◆ **Written instruction**:
Look through the data below. Collect every line where the word "this" occurs.

◆ **Information supplied**:
☆ ☆ ☆ ☆

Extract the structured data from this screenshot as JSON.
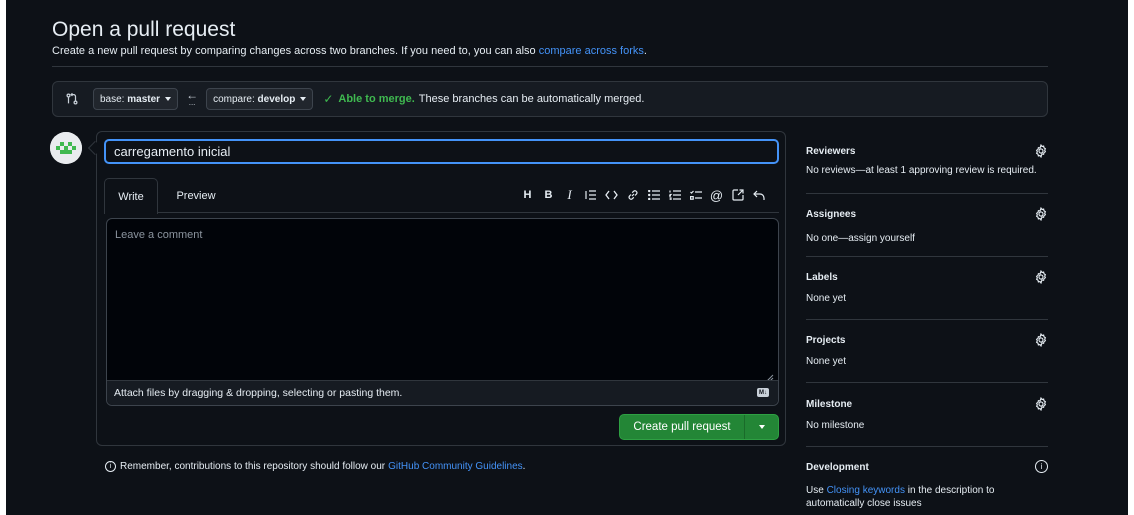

☆ ☆ ☆ ☆

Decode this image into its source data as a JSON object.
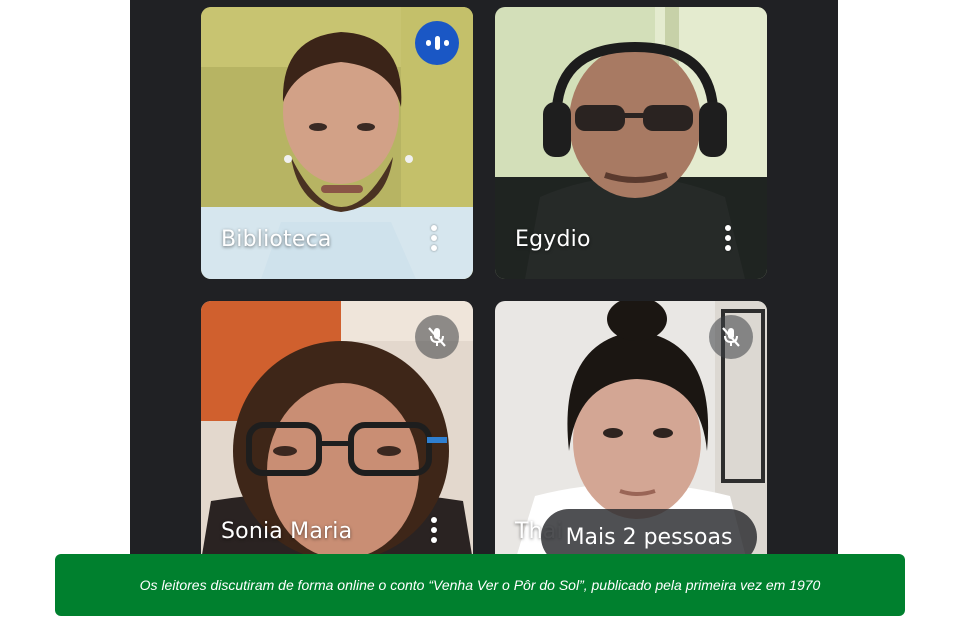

☆ ☆ ☆ ☆

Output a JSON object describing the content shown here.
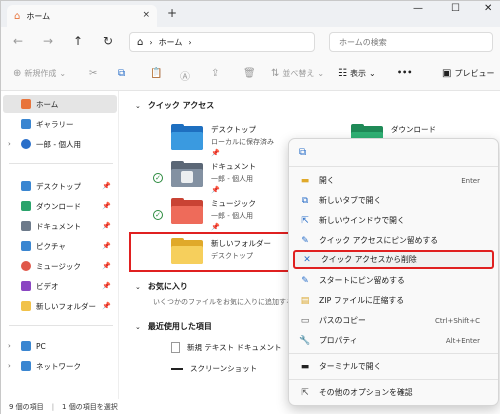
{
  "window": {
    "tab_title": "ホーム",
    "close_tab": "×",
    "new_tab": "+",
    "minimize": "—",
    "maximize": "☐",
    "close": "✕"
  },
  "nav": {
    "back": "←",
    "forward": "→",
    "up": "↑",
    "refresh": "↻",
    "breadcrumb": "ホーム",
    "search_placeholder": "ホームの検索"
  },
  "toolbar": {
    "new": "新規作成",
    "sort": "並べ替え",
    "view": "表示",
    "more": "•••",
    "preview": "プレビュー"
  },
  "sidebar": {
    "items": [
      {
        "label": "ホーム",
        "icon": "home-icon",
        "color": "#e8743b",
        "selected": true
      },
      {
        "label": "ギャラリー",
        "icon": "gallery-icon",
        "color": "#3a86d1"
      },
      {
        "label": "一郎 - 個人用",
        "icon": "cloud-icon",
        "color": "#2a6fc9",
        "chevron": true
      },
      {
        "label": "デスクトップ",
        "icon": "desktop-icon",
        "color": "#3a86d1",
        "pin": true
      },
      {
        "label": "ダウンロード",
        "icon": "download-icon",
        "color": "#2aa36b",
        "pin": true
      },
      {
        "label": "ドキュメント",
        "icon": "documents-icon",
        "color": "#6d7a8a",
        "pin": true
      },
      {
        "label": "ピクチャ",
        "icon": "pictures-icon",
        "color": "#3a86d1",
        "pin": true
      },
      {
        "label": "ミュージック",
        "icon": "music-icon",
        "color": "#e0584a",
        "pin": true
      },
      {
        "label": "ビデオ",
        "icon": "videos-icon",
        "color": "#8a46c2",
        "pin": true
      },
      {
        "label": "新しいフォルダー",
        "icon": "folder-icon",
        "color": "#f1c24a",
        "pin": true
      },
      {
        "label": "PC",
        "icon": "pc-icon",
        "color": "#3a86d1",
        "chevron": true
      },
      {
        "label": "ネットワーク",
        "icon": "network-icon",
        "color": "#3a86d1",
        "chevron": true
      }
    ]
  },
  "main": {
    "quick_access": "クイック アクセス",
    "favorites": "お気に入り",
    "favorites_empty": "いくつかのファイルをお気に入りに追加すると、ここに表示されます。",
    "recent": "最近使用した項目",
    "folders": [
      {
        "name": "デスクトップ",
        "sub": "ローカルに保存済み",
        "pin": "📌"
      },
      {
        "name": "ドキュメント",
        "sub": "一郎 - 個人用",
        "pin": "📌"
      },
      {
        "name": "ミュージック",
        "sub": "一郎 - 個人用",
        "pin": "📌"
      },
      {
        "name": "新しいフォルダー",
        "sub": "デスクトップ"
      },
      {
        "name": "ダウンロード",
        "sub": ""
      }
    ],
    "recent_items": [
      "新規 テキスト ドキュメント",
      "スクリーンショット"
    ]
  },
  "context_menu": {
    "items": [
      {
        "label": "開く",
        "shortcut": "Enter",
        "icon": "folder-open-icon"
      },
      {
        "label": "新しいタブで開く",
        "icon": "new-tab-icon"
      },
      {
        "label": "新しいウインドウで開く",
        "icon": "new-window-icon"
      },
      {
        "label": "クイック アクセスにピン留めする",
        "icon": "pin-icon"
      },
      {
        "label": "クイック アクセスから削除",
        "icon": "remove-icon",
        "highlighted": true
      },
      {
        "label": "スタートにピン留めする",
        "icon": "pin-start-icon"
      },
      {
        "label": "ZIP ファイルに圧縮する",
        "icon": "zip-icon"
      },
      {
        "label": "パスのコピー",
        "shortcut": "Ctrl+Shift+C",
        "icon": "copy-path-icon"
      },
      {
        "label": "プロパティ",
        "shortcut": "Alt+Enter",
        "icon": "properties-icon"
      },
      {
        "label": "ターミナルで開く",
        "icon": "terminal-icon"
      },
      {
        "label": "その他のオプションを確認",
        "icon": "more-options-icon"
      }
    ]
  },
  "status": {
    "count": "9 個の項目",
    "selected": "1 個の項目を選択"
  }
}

☆ ☆ ☆ ☆

◆ **Final result**:
Extract the structured data from this screenshot as JSON.
Decode this image into its source data as a JSON object.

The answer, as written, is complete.